## PROBLEM REQUIREMENTS
Note each line that includes the word "Time". Copy those lines.

Figure data in JSON
+--

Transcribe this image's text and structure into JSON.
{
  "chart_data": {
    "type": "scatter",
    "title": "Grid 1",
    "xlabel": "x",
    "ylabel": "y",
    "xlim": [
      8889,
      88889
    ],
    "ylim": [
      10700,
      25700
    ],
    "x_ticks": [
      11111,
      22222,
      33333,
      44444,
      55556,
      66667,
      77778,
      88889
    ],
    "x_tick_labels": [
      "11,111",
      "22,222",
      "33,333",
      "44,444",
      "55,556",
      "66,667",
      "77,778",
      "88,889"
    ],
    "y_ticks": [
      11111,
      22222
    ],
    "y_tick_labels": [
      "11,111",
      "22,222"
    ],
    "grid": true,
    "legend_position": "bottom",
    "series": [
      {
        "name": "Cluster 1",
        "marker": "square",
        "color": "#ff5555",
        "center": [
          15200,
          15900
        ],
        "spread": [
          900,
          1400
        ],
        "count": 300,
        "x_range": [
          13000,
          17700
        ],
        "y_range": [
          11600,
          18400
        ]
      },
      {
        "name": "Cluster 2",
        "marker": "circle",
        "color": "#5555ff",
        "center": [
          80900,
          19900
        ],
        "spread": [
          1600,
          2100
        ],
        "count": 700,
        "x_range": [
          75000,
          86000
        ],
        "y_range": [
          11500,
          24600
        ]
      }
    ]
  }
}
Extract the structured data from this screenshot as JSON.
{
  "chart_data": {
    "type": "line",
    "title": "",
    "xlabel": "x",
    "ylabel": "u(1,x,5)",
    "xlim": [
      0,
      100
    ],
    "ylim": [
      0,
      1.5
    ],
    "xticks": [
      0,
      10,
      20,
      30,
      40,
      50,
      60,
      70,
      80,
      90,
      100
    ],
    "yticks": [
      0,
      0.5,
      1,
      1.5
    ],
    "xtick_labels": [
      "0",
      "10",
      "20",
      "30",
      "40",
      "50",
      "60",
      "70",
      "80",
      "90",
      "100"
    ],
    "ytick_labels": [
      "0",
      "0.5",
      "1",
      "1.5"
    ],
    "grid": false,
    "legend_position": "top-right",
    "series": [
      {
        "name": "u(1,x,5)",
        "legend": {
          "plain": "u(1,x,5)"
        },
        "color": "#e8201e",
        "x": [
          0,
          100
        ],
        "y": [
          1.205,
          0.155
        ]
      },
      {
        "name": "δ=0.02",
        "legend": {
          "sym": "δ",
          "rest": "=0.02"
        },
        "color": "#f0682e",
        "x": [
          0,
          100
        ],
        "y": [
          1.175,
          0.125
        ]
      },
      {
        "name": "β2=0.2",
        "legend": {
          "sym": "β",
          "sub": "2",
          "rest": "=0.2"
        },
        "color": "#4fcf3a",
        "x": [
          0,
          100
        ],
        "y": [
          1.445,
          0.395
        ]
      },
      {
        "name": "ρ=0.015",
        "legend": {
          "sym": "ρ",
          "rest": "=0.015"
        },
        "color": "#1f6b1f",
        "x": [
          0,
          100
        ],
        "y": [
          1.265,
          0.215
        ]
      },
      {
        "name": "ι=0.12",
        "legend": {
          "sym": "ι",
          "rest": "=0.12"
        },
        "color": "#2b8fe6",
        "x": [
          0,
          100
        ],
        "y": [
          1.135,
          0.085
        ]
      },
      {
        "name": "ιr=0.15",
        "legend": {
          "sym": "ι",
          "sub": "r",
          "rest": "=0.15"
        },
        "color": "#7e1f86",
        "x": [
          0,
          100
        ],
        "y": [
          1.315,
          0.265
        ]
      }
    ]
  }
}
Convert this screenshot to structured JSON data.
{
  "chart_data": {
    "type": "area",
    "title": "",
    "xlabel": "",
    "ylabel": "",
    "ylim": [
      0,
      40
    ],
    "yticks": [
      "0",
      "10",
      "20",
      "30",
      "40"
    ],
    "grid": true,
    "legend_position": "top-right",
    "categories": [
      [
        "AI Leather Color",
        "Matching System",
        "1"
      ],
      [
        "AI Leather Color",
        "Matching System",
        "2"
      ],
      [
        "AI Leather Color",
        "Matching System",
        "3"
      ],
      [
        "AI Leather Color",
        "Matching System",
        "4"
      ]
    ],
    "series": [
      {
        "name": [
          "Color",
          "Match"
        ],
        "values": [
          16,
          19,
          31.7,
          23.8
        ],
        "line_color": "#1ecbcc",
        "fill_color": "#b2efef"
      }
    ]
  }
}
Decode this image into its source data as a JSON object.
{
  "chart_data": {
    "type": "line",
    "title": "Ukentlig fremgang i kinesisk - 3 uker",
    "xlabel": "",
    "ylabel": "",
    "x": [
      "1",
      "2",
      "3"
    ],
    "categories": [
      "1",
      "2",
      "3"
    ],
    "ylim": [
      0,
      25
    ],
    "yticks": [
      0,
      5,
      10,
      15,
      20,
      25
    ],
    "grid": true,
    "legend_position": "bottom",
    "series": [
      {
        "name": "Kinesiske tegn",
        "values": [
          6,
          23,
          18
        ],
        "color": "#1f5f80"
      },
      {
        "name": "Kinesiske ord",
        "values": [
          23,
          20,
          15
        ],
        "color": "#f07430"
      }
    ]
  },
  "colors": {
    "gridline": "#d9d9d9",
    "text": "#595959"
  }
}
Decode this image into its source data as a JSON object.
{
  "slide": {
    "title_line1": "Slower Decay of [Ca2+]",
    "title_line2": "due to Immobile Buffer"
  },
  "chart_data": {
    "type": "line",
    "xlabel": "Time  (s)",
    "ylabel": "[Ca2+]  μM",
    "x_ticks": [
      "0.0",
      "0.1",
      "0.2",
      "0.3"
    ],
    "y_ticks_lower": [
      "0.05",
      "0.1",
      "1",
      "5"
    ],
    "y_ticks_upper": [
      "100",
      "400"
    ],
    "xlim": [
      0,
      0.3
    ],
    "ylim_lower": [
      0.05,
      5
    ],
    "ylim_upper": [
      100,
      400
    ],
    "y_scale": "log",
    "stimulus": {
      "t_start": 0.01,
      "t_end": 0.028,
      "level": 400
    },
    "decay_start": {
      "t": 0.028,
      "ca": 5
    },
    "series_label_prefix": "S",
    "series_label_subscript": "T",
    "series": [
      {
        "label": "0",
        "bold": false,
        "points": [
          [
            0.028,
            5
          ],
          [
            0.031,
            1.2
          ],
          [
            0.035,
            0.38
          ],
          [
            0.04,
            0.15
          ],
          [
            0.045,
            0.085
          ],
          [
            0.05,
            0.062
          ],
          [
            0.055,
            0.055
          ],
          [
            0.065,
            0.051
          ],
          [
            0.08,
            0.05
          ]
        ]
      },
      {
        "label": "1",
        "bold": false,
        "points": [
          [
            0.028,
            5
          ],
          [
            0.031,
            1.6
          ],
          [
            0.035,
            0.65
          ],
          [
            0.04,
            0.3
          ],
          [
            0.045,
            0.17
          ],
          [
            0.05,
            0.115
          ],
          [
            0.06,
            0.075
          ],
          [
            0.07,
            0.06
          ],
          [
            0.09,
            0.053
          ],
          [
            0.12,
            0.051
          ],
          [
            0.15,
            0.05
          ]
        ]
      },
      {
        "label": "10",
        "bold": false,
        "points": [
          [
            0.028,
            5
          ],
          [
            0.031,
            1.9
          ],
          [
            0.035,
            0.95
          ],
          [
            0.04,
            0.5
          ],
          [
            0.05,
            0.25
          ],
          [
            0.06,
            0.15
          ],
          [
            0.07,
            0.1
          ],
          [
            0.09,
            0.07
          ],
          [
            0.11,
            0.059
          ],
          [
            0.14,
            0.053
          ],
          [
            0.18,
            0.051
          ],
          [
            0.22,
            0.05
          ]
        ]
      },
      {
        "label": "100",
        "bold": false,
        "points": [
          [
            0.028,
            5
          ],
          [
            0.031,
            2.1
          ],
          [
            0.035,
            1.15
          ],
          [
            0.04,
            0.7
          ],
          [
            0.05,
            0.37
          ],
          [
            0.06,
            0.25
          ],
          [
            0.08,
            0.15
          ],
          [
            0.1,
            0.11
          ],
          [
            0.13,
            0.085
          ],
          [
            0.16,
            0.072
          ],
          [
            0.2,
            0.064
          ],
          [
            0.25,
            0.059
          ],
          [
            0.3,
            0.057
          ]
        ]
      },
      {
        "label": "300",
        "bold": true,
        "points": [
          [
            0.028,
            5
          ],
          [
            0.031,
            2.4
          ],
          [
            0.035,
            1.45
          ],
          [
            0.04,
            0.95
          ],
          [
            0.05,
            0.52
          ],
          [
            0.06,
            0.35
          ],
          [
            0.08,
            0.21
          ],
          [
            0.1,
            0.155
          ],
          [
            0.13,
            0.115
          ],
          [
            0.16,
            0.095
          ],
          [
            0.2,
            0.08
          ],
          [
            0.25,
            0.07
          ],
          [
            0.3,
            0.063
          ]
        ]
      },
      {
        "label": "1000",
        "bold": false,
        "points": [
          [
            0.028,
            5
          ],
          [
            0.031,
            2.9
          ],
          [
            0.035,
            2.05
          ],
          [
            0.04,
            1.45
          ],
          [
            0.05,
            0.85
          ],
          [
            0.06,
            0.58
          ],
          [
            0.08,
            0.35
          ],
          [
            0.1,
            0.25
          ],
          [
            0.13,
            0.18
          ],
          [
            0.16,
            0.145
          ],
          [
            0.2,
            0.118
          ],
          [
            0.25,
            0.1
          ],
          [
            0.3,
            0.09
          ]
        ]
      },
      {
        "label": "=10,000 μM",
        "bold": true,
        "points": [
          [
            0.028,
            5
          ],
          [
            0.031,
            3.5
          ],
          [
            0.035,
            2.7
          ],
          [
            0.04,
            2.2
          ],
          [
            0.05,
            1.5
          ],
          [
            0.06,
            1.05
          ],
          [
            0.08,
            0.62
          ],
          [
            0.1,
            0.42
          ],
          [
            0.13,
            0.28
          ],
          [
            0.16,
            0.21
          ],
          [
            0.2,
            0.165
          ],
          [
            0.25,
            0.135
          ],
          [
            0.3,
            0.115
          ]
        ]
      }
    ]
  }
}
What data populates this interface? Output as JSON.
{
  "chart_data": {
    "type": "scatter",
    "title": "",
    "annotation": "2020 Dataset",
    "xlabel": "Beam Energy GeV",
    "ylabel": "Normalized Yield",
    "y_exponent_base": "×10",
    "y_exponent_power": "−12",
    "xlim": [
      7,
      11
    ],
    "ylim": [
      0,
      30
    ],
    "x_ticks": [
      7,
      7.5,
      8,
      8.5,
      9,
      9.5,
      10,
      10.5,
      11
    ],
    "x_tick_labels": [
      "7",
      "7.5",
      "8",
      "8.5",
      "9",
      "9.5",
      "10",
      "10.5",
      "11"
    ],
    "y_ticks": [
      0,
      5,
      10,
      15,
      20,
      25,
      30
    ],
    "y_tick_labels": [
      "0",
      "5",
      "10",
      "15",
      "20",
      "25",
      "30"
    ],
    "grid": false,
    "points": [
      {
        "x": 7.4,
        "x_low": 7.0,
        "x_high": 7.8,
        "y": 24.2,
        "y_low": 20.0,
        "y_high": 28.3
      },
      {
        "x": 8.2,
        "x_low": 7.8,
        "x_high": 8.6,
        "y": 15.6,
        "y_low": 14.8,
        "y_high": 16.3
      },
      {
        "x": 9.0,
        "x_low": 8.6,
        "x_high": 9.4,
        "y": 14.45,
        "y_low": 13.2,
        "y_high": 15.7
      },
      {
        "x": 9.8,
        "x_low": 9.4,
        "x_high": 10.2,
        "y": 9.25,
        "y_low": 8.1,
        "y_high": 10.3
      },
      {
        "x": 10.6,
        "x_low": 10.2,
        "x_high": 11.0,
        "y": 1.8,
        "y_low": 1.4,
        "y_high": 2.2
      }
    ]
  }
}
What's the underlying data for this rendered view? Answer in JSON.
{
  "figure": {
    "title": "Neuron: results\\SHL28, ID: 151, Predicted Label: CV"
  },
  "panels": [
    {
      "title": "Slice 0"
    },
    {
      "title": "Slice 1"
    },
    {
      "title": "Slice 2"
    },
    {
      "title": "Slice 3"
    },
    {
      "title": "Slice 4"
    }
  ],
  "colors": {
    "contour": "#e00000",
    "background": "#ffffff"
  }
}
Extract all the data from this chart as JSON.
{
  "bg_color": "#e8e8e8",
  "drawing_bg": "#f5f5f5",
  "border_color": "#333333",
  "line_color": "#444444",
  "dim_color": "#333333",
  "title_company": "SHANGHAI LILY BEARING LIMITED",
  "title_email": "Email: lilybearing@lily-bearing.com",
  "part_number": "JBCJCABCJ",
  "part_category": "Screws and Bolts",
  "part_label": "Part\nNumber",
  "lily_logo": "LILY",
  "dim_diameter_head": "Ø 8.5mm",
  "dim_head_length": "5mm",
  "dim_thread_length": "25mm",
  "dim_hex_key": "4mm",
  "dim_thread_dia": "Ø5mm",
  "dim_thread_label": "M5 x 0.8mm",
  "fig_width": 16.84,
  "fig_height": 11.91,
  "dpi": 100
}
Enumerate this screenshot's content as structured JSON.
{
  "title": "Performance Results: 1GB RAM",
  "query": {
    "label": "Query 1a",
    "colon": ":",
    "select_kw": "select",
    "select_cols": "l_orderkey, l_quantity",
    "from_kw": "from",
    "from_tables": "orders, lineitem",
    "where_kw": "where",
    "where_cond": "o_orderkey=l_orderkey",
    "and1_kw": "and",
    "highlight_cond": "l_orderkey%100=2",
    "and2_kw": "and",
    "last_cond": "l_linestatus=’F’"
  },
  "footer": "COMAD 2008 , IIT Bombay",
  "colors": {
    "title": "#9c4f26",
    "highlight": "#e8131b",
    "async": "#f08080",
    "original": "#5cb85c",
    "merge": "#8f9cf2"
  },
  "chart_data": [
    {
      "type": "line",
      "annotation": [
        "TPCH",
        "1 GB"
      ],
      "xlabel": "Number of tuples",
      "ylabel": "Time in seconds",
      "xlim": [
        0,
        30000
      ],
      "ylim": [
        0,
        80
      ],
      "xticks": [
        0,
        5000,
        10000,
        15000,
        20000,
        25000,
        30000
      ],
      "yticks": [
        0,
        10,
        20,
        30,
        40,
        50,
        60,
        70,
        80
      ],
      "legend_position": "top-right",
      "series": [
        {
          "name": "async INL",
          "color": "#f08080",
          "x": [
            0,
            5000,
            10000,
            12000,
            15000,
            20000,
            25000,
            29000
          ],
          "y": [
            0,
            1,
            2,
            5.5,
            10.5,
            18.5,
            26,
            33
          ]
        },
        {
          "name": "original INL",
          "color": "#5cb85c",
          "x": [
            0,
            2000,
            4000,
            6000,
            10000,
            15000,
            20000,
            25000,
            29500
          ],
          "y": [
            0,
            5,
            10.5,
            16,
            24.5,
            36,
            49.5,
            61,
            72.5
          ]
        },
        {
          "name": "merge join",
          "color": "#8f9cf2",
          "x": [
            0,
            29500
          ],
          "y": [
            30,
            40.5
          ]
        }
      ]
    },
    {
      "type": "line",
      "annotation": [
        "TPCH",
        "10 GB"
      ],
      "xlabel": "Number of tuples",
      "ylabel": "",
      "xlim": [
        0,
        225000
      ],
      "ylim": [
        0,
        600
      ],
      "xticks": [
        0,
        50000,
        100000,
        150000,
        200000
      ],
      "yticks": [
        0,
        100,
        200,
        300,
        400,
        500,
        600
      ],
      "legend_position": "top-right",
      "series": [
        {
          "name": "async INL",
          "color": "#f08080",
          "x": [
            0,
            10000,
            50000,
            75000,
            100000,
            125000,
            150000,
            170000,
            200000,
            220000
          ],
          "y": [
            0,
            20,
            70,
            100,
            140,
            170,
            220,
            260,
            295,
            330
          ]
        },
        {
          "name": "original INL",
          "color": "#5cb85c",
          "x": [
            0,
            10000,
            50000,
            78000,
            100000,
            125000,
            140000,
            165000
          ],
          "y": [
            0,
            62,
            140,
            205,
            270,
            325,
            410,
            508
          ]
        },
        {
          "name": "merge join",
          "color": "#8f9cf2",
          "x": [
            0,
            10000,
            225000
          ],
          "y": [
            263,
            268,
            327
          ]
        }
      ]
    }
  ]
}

+--

## FULL SOLUTION
    "xlabel": "Time  (s)",
      "ylabel": "Time in seconds",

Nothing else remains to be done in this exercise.